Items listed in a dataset
(begin)

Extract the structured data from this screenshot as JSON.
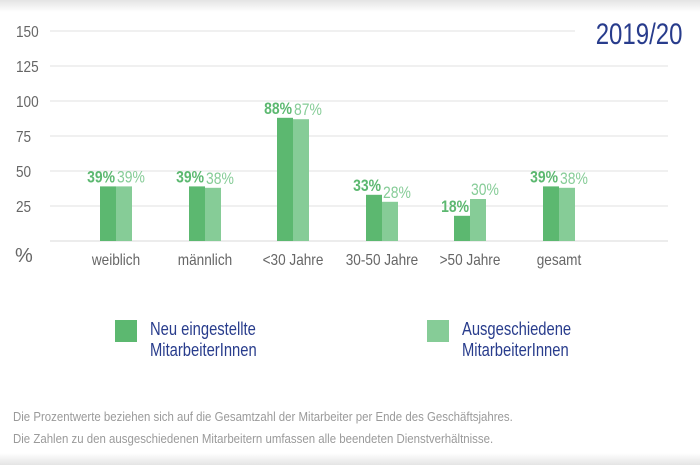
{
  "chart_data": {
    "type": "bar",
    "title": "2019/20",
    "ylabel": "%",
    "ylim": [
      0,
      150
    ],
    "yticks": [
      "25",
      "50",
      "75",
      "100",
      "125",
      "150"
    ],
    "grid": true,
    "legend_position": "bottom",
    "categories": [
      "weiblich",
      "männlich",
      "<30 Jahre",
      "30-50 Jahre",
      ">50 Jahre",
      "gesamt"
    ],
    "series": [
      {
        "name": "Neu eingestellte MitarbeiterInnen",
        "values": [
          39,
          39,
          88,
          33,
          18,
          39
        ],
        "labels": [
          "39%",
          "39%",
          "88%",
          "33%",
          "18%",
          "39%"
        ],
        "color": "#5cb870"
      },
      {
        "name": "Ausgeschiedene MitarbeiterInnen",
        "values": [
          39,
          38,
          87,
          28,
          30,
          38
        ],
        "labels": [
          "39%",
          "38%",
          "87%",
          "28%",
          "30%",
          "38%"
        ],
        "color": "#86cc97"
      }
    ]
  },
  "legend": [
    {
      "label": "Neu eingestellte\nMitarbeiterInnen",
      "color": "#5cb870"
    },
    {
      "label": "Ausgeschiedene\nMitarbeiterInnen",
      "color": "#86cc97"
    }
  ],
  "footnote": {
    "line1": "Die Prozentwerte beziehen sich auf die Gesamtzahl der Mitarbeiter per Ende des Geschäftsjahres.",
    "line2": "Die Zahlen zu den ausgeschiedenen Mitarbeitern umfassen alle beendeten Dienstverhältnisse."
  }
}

(end)

GIVEN TASK: Locate all lines holding the word "nMitarbeiterInnen", then copy them out.

RESPONSE TO THE EXERCISE:
      "label": "Neu eingestellte\nMitarbeiterInnen",
      "label": "Ausgeschiedene\nMitarbeiterInnen",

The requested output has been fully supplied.